(PROVIDED RECORDS begins)
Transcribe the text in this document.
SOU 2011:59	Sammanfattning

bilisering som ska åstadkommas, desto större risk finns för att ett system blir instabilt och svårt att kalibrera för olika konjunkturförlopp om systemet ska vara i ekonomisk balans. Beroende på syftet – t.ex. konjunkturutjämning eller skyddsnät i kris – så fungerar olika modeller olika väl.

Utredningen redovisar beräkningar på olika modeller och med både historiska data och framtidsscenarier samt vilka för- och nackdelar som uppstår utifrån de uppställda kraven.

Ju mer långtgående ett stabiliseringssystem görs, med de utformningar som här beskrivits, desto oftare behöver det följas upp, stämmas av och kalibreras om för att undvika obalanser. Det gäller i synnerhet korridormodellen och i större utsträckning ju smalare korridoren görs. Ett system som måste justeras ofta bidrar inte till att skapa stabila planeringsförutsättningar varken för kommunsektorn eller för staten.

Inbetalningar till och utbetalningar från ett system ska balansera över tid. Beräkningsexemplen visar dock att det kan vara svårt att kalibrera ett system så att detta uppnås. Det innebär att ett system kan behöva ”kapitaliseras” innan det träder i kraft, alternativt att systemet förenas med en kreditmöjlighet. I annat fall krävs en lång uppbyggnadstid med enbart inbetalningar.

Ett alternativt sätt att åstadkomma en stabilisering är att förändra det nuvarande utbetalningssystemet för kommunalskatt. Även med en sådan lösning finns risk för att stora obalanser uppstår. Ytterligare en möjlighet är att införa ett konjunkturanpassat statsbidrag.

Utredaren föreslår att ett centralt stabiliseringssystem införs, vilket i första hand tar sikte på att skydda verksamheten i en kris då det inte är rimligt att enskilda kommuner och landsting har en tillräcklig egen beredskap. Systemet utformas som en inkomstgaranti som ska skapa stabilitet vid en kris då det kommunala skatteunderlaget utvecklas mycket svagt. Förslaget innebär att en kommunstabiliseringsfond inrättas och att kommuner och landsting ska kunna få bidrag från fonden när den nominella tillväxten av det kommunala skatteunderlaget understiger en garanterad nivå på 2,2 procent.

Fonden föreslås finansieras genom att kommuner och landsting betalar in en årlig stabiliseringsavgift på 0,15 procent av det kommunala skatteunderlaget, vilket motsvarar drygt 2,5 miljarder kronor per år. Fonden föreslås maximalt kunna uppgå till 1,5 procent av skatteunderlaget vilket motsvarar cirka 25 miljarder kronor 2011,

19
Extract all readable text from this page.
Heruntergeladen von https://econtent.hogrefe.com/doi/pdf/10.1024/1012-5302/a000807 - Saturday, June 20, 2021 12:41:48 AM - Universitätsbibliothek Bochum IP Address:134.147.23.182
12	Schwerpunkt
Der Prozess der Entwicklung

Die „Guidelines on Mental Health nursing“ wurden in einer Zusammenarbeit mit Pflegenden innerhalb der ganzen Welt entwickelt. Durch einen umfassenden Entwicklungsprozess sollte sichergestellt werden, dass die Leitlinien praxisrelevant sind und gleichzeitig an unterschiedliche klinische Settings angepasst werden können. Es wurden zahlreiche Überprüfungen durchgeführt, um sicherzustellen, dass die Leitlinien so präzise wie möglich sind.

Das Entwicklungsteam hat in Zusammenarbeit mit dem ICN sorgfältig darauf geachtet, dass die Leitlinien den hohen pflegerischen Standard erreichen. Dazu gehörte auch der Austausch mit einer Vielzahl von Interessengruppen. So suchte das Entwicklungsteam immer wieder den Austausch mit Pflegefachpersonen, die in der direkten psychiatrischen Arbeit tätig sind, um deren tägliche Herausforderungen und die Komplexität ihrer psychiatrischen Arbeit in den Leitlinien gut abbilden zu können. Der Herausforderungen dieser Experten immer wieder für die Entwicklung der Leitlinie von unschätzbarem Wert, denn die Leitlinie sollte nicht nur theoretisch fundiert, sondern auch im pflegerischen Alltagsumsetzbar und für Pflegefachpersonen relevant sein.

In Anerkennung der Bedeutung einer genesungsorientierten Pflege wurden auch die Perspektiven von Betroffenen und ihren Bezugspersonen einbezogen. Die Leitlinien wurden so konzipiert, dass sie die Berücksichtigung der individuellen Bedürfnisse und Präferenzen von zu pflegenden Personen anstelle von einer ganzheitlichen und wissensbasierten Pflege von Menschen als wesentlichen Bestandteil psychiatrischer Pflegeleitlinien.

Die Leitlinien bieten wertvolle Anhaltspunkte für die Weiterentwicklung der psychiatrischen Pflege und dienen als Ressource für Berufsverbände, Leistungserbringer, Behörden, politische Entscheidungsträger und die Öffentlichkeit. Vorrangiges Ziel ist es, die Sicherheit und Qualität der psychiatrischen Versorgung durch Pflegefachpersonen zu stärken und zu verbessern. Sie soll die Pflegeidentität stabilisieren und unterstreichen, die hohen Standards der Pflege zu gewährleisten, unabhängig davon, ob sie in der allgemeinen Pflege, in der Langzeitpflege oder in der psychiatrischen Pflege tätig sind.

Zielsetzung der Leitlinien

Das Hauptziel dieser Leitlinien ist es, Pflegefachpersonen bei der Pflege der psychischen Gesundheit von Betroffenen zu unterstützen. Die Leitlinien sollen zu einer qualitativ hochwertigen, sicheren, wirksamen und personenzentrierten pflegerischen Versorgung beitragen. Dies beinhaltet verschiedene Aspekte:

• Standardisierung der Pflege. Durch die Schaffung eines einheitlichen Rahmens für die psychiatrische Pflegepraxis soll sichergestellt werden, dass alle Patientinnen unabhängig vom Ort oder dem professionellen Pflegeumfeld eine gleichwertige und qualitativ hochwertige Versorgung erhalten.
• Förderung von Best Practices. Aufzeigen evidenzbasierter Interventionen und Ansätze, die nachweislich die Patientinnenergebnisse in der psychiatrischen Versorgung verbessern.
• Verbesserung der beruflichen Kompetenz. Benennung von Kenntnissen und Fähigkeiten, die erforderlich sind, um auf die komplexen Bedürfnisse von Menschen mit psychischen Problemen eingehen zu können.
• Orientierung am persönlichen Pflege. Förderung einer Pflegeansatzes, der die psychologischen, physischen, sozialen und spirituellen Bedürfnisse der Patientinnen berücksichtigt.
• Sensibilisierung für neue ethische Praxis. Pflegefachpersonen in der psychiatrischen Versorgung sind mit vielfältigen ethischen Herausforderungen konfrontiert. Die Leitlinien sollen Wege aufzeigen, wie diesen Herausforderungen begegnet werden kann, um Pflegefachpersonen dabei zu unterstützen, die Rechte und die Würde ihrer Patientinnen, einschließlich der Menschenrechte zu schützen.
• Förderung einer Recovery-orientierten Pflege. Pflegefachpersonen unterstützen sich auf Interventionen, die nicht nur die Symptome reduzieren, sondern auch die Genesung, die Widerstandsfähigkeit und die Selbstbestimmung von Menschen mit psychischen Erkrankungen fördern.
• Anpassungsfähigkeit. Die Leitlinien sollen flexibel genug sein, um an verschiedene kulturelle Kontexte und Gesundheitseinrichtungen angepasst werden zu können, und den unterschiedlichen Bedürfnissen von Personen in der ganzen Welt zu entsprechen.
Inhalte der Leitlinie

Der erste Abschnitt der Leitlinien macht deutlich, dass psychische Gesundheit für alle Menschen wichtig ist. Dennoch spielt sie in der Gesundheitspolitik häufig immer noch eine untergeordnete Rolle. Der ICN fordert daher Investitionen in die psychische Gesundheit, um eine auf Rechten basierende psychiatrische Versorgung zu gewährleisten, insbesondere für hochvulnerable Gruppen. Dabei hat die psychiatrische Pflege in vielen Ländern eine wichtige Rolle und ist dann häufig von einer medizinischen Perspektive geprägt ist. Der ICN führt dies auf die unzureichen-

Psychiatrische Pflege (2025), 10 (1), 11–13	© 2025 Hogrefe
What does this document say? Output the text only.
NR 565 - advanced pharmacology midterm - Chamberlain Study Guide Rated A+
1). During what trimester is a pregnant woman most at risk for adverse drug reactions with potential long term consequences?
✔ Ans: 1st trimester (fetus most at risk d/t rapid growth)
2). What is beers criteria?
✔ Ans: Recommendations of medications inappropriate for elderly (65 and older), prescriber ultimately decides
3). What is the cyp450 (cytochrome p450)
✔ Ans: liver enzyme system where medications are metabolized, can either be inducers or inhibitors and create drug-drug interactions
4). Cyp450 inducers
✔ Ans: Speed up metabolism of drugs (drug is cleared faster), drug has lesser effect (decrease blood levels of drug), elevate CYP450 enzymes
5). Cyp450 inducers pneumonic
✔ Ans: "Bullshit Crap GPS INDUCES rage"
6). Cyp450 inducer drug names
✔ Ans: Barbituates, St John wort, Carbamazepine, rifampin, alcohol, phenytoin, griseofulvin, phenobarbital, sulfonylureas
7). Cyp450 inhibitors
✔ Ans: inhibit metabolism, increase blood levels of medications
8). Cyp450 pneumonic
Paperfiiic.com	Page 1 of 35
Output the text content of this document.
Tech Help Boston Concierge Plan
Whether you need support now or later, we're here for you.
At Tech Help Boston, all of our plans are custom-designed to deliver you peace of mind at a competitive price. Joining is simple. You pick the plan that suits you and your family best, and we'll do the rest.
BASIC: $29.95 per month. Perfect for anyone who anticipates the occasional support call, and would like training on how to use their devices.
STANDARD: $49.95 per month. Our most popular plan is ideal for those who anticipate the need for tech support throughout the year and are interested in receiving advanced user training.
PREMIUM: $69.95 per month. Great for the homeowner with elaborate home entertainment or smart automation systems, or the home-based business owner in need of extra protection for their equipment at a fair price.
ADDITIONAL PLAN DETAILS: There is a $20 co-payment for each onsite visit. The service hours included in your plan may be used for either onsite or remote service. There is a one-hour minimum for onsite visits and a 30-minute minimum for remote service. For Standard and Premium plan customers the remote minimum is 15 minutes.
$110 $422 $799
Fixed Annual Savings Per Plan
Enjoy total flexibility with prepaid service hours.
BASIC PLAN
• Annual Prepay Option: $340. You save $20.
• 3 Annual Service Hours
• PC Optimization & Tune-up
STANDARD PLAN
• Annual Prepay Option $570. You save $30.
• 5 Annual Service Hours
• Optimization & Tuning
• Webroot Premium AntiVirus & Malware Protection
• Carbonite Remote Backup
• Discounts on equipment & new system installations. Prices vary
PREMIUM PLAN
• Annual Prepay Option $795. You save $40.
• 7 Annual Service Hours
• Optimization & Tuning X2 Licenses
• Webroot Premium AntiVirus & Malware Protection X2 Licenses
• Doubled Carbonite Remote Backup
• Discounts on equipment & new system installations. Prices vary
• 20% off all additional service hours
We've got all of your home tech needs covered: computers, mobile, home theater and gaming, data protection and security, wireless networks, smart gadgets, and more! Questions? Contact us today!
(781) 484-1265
(PROVIDED RECORDS ends)
:: TASK ::
All lines with the string "medications" must be copied from the data.

:: RESULT FOR THIS TASK ::
✔ Ans: Recommendations of medications inappropriate for elderly (65 and older), prescriber ultimately decides
✔ Ans: liver enzyme system where medications are metabolized, can either be inducers or inhibitors and create drug-drug interactions
✔ Ans: inhibit metabolism, increase blood levels of medications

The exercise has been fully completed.